══ MATERIAL FOR THIS EXERCISE

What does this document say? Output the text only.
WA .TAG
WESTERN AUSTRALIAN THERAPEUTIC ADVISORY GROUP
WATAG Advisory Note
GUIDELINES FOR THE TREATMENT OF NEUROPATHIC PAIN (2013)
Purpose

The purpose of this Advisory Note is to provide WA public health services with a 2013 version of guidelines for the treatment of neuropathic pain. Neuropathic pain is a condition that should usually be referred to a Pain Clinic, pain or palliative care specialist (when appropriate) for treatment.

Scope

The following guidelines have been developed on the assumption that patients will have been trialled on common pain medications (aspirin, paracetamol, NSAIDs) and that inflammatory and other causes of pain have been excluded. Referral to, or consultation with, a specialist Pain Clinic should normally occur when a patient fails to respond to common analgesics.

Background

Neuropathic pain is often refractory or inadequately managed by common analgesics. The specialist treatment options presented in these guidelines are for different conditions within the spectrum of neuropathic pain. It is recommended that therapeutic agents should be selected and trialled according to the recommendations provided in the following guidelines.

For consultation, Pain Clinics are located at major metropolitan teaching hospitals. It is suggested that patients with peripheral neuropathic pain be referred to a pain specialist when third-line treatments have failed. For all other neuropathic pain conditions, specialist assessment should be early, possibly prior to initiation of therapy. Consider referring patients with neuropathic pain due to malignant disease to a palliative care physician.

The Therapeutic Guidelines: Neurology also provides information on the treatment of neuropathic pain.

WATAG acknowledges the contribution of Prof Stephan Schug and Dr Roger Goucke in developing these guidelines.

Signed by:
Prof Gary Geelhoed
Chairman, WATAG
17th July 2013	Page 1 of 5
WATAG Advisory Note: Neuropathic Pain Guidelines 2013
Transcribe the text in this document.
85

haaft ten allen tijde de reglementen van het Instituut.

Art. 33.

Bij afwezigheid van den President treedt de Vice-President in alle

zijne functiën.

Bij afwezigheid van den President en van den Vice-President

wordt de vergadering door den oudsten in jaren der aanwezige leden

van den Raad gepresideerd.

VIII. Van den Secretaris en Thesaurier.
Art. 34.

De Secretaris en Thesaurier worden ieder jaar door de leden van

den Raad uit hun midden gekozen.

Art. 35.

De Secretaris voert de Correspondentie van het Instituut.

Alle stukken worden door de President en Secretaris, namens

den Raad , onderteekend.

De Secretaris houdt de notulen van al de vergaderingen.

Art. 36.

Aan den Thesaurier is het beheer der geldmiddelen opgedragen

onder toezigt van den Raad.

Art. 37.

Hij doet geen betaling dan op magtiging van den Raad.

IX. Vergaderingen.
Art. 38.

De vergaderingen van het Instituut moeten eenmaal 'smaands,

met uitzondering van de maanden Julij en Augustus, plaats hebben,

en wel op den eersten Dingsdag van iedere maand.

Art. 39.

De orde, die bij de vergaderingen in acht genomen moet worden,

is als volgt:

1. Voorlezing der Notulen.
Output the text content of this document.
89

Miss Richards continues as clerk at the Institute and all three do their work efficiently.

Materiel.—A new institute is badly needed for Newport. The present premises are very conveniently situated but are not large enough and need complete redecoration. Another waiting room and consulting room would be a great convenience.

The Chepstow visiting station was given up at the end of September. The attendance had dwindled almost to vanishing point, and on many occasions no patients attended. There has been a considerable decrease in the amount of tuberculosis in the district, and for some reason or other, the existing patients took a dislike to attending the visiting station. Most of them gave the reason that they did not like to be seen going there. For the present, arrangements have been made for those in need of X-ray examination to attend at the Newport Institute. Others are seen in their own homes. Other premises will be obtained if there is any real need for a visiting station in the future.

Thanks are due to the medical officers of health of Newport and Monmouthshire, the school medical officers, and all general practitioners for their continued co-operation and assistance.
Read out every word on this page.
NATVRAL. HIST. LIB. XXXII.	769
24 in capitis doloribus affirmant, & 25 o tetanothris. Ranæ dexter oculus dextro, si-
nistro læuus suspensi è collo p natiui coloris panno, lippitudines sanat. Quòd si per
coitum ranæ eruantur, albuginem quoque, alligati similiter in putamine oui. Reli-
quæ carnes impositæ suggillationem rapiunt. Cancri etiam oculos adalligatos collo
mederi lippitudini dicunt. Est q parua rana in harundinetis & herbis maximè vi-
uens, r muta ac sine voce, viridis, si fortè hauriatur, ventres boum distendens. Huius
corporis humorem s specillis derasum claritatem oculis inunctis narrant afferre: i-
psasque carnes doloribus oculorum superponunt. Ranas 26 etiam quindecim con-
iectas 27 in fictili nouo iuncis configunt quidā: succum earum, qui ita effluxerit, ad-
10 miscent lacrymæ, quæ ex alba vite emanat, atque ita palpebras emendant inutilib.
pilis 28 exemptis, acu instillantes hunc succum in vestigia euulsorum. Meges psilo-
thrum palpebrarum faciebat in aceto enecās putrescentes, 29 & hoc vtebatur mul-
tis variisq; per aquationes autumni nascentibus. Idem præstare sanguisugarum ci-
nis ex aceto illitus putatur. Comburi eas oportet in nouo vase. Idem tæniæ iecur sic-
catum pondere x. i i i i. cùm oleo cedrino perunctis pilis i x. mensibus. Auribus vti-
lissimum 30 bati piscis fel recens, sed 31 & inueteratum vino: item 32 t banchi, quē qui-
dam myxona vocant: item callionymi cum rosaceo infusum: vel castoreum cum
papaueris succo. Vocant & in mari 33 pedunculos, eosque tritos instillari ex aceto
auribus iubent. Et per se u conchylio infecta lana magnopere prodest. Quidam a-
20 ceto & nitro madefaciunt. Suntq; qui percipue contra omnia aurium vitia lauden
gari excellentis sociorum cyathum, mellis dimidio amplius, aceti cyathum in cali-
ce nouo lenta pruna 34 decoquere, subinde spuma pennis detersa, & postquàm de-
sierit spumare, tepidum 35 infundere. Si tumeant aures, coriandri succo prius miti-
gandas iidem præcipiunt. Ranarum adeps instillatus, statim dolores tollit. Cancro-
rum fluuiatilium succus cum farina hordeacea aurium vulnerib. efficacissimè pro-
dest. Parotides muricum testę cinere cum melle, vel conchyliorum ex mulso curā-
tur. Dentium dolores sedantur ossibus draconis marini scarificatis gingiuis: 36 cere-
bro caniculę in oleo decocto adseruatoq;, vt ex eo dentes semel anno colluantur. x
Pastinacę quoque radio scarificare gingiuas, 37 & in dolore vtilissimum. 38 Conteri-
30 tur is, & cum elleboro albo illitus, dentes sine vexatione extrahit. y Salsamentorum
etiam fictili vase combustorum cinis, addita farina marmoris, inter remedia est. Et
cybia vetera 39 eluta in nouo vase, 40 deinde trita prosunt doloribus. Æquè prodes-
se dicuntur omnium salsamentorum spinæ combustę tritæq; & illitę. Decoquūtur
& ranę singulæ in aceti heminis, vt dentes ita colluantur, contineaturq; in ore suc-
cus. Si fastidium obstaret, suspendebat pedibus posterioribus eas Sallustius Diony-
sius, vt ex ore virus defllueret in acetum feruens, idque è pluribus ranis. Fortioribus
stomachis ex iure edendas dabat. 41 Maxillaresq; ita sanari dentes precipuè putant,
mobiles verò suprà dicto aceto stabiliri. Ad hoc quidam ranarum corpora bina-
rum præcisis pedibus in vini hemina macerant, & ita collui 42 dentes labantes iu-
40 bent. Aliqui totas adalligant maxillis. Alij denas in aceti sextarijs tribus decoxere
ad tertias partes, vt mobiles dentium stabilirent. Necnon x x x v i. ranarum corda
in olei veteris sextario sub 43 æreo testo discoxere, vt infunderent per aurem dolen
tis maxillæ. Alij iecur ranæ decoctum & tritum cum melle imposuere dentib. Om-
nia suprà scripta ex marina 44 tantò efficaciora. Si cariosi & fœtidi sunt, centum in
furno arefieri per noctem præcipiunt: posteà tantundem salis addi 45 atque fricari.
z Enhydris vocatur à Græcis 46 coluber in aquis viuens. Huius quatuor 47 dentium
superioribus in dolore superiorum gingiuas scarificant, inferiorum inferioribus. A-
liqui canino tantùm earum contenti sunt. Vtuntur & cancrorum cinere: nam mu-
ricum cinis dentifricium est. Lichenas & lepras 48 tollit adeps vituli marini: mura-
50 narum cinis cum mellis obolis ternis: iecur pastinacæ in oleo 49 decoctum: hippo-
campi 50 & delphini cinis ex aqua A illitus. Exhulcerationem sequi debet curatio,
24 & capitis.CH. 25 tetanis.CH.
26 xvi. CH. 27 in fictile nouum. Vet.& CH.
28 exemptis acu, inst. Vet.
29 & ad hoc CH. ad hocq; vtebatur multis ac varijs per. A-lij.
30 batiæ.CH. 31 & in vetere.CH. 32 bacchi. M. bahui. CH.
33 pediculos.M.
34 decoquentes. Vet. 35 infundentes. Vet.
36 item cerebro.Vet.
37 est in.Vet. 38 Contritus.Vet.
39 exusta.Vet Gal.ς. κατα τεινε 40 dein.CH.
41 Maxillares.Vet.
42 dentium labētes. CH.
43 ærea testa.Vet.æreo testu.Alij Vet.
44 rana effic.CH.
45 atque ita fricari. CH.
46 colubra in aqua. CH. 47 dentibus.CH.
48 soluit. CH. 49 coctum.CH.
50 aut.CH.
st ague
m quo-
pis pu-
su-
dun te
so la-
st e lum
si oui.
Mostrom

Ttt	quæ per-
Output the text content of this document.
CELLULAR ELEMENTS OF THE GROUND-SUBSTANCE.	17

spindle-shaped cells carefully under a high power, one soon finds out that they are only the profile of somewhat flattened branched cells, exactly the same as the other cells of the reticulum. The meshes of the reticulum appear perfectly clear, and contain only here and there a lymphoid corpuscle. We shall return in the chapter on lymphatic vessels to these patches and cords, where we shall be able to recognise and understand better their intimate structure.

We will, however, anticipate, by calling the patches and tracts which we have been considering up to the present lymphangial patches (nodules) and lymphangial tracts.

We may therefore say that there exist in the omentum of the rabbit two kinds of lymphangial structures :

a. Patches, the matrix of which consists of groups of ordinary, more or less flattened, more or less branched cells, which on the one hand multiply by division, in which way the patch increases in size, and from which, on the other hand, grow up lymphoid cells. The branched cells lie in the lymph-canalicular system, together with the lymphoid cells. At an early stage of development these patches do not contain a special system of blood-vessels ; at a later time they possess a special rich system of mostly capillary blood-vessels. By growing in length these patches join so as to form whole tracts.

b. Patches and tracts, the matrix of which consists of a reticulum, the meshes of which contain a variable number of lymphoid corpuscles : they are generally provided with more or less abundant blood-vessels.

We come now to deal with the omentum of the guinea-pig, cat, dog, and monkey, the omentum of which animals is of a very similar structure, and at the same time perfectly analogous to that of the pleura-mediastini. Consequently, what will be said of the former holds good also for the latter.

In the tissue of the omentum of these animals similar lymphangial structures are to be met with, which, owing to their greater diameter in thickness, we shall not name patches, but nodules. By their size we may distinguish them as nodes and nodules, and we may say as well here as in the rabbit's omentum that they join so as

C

════

# YOUR OBJECTIVE:
The required reply is the count of lines in the entries above where the string "text" appears, and nothing more.

# RESPONSE:
4